- やること -
- a) 本文によると、アニメは次の第8話で原作の何巻に入りますか。
- b) 本文で、映像面と演出面のしつこさが目立つ例として挙げられている点をすべて書き出してください。

- 本文 -
*****

アニメ『好きな子がめがねを忘れた』(『好きめが』)先行きの不安要素
こんにちは、とよしまです。
先に申し開きをしておくと、原作はTwitter掲載時からめちゃくちゃ好きで、回を追うごとに小村くんと三重さんが成長していくさまがよく描かれていると思いますし、アニメも原作の根幹のストーリーや台詞回しをしっかり押さえていて素晴らしいと思っています。
そう。ストーリー「は」。
原作をお読みの方ならご存じのことかと思いますが、現在放送中のアニメのストーリーは、次回第8話で原作(既刊11巻)の4巻に入るところです。1クール12話だとせいぜい6巻あたりまでしか描けないように思われます。
つまり、2期ありきの作り方なのですが、僕が不安なのは「2期制作が消滅してしまうのではないか」というところです。
何が不安なのか。僕が思う不安要素を述べていきたいと思います。
アニメのキービジュアルとともに公開されたPV。僕が最初に持った感想は「作画が美麗すぎて原作とは別物になってしまうのではないか」というものでした。
そしていざ第1話を見て「これは違う」と思わざるを得ませんでした。
奇妙なアングル(これは制作のGohandsさんの常套手段らしいが)。美麗すぎる絵と3Dのぬるぬるした動き。3分余りにも及ぶ(原作にない)小村くんのモノローグ。ドッジボールパートの三重さんの奇妙な動き。2話以後ではときおり入る心象風景らしい背景の繰り返し(海っぽい背景や飛行機を飛ばす背景など)、三重さんの声のエコー演出の繰り返し。小村くんの心の声のテンションの高さ。などなど、映像面と演出面でのしつこさが目立つ印象でした。
幸い、先まで見ると原作を大外れすることはなく、声優さんがたの好演もあって「先が見たい」と思えるものにはなっています。ただ、この時点で「1話切り・2話切り」した人もいるのでは、と思うのです。
さらに回を進むごとに「手を抜いているのでは?」と思われるところも。超絶作画や凝った演出が減ったのは、そういうものがなくてもストーリーで魅せられる局面にきた(原作でも序盤の巻はTwitter発祥のショートエピソード中心なので、アニメ的に見せ場を作るのが難しい)といえばそうなのですが、それにしても手が抜けているのでは? そこチェックできてないんか? というところが(たとえば、一言ナレーションとともに画面に三重さんのめがねをかたどった枠が出ることがあるんですが、その枠内の文字が、当初は丸ゴシック体など、凝った字体にしてあったのが7話ではただのゴシック体になっているところがあったりとか)。
こういうことが進むと客離れが広がるのではないか、という危惧があるのです。
では新しい層を開拓できているのか、客層を広げられているのかといえば、そうでもない感じがします。

*****

- 渡されたデータ -
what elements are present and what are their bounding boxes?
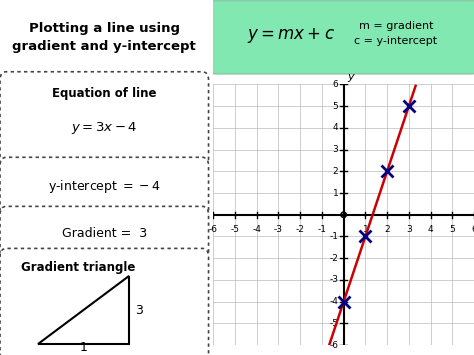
Text: 3: 3 bbox=[332, 145, 338, 154]
Text: 3: 3 bbox=[406, 225, 412, 234]
Text: Equation of line: Equation of line bbox=[52, 87, 156, 100]
Text: Gradient =  3: Gradient = 3 bbox=[62, 226, 147, 240]
Text: -6: -6 bbox=[209, 225, 218, 234]
Text: -2: -2 bbox=[296, 225, 305, 234]
Text: 3: 3 bbox=[136, 304, 144, 317]
Text: -3: -3 bbox=[274, 225, 283, 234]
FancyBboxPatch shape bbox=[0, 72, 209, 167]
Text: y: y bbox=[347, 72, 354, 82]
Text: -3: -3 bbox=[329, 275, 338, 284]
Text: -1: -1 bbox=[329, 232, 338, 241]
Text: 2: 2 bbox=[333, 167, 338, 176]
Text: -2: -2 bbox=[329, 254, 338, 263]
Text: -5: -5 bbox=[329, 319, 338, 328]
Text: -1: -1 bbox=[318, 225, 327, 234]
Text: 1: 1 bbox=[80, 340, 87, 354]
FancyBboxPatch shape bbox=[206, 1, 474, 74]
Text: 6: 6 bbox=[332, 80, 338, 89]
FancyBboxPatch shape bbox=[0, 248, 209, 355]
Text: 6: 6 bbox=[471, 225, 474, 234]
Polygon shape bbox=[37, 277, 129, 344]
Text: y-intercept $= -4$: y-intercept $= -4$ bbox=[48, 178, 160, 195]
Text: $y = mx + c$: $y = mx + c$ bbox=[247, 26, 336, 45]
FancyBboxPatch shape bbox=[0, 206, 209, 260]
Text: 4: 4 bbox=[333, 124, 338, 132]
Text: 5: 5 bbox=[449, 225, 455, 234]
Text: m = gradient
c = y-intercept: m = gradient c = y-intercept bbox=[354, 21, 438, 47]
Text: 1: 1 bbox=[363, 225, 368, 234]
Text: -4: -4 bbox=[252, 225, 261, 234]
Text: -6: -6 bbox=[329, 341, 338, 350]
Text: Gradient triangle: Gradient triangle bbox=[21, 261, 135, 274]
FancyBboxPatch shape bbox=[0, 157, 209, 218]
Text: -4: -4 bbox=[329, 297, 338, 306]
Text: -5: -5 bbox=[230, 225, 239, 234]
Text: Plotting a line using
gradient and y-intercept: Plotting a line using gradient and y-int… bbox=[12, 22, 196, 53]
Text: 2: 2 bbox=[384, 225, 390, 234]
Text: 5: 5 bbox=[332, 102, 338, 111]
Text: 1: 1 bbox=[332, 189, 338, 197]
Text: $y = 3x - 4$: $y = 3x - 4$ bbox=[71, 120, 137, 136]
Text: 4: 4 bbox=[428, 225, 433, 234]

*****

- やることの答え -
- a) 4巻

- b)
- 奇妙なアングル
- 美麗すぎる絵と3Dのぬるぬるした動き
- 3分余りにも及ぶ(原作にない)小村くんのモノローグ
- ドッジボールパートの三重さんの奇妙な動き
- ときおり入る心象風景らしい背景の繰り返し(海っぽい背景や飛行機を飛ばす背景など)
- 三重さんの声のエコー演出の繰り返し
- 小村くんの心の声のテンションの高さ